To be done: Which lines in the material below contain the word "operator"? Copy each of them.

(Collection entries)
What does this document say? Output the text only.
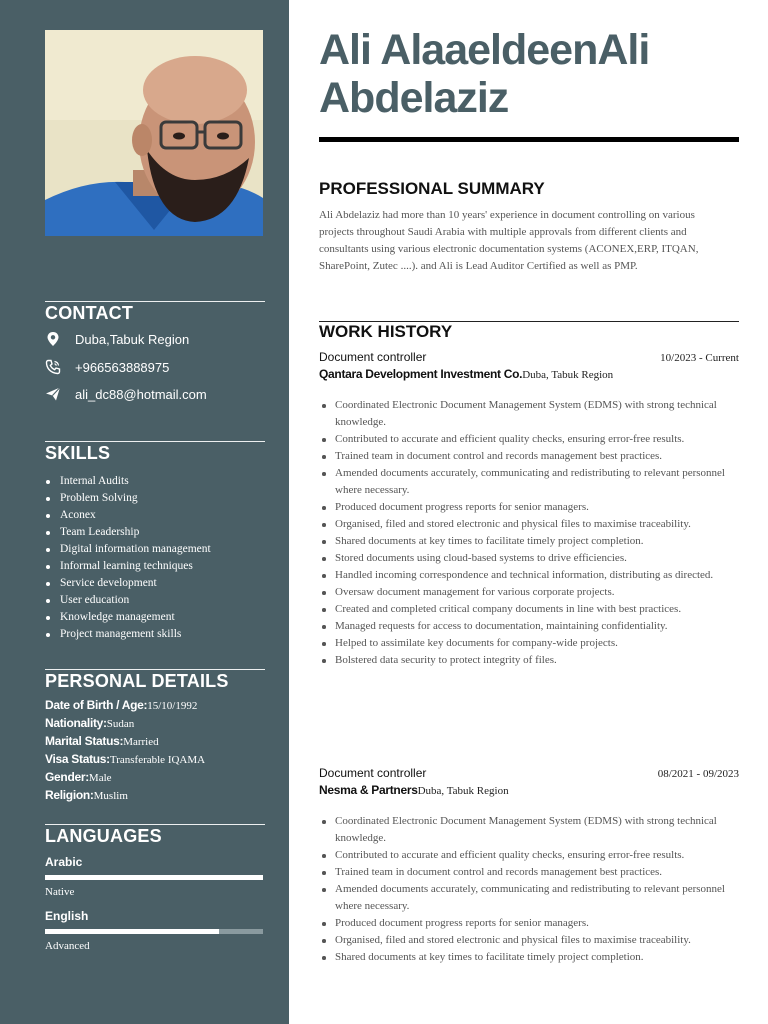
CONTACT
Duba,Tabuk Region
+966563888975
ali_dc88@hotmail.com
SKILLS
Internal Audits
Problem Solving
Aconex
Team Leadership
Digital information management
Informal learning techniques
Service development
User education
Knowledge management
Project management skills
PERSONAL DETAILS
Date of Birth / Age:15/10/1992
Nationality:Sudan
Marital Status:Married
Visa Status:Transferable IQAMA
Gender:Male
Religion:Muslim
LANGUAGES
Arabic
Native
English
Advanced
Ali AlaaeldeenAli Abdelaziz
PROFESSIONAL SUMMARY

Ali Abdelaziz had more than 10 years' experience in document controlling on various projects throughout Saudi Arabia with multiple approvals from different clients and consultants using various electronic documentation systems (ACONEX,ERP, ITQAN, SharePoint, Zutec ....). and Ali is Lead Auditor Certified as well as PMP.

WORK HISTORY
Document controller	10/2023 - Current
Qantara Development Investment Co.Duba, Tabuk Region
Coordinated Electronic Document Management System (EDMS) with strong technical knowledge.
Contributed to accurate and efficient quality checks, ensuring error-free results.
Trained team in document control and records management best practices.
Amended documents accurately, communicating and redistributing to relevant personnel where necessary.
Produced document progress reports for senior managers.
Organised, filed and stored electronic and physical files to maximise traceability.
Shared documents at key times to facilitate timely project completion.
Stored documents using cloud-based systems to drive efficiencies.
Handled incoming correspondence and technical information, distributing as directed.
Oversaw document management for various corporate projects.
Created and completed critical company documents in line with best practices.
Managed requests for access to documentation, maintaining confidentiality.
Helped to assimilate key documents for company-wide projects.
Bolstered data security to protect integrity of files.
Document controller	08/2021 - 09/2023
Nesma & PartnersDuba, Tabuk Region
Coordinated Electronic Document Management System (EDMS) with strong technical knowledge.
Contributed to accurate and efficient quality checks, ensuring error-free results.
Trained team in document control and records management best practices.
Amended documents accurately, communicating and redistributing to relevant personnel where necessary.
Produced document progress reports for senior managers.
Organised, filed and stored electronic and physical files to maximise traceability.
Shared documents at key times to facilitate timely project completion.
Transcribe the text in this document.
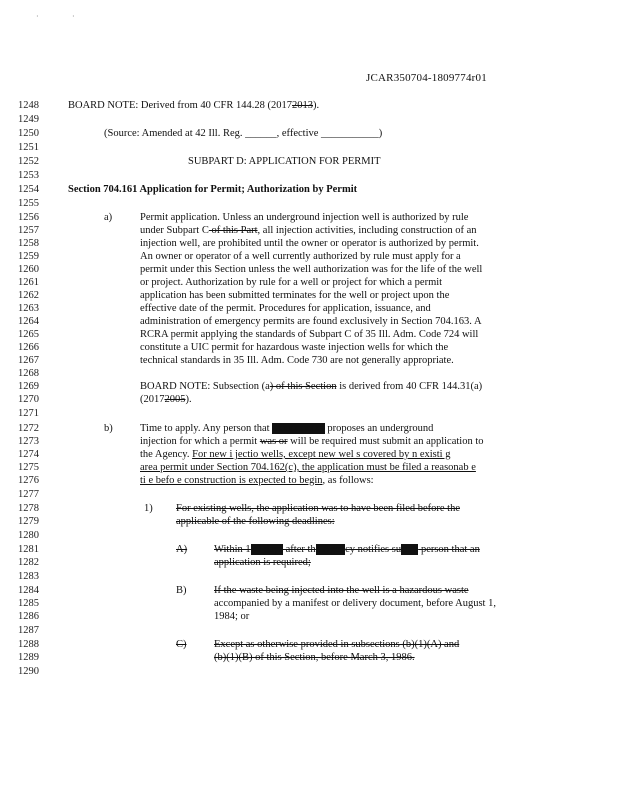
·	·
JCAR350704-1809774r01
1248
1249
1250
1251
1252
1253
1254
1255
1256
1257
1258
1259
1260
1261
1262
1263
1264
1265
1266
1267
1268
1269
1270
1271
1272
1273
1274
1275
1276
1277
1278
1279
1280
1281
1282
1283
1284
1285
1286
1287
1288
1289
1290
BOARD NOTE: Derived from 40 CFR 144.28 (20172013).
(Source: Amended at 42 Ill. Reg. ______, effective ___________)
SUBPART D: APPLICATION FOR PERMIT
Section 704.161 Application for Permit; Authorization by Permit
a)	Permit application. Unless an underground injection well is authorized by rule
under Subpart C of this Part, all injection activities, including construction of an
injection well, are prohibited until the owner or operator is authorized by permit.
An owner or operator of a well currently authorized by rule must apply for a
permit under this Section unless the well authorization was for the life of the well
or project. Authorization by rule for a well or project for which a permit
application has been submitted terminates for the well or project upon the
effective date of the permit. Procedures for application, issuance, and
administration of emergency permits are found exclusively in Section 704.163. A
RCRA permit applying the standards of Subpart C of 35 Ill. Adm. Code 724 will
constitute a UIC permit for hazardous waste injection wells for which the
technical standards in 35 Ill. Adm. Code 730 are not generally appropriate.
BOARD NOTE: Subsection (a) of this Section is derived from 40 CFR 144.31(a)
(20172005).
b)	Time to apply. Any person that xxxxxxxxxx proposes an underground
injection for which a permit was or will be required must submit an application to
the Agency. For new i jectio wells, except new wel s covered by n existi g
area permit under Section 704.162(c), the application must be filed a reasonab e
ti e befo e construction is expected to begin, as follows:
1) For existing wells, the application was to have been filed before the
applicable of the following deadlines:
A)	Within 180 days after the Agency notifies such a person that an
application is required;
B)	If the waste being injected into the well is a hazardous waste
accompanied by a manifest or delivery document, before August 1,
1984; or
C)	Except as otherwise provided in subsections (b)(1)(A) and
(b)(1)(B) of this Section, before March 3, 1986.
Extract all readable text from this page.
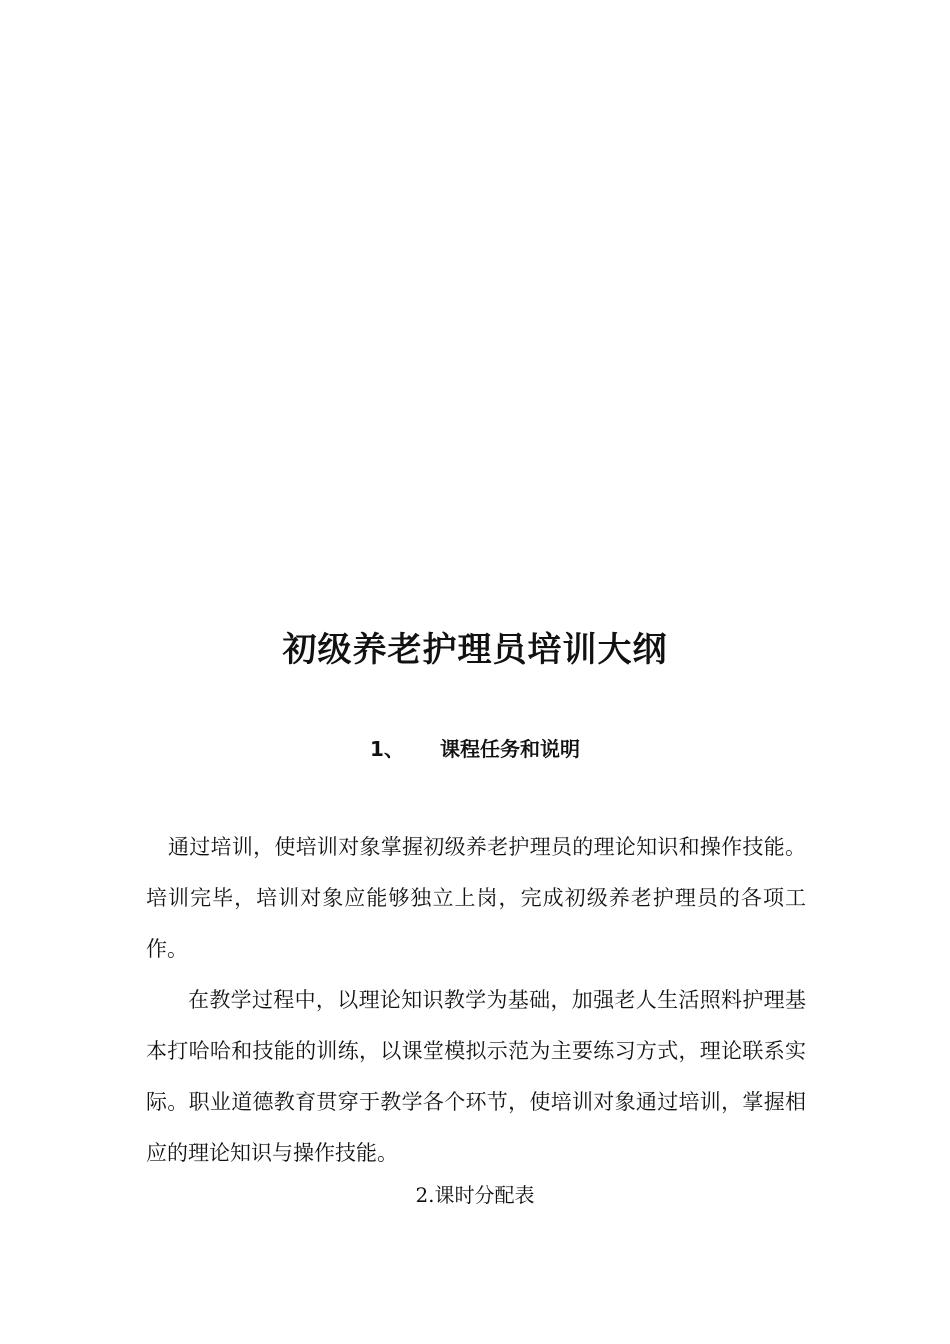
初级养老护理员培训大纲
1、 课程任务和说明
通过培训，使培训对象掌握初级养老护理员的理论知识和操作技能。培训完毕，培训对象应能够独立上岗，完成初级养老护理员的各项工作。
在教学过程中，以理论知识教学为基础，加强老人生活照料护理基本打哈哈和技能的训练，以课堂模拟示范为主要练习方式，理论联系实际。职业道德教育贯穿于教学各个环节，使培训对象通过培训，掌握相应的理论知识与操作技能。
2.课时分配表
---
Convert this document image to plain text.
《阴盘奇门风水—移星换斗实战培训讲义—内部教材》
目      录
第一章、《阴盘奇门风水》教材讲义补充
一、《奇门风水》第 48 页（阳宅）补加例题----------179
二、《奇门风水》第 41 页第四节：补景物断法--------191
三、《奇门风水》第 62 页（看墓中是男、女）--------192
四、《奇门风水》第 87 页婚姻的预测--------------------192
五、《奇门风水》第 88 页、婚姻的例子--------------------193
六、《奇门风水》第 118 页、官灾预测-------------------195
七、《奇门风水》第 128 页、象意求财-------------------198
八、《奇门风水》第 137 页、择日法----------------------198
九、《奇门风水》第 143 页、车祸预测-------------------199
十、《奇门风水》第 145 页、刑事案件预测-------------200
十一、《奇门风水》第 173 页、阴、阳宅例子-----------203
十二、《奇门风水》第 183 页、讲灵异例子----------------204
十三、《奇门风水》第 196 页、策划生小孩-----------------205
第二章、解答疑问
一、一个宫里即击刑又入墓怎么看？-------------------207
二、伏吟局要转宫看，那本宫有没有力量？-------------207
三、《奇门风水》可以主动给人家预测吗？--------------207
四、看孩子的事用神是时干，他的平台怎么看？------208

Solution to this problem:
injection well, are prohibited until the owner or operator is authorized by permit.
An owner or operator of a well currently authorized by rule must apply for a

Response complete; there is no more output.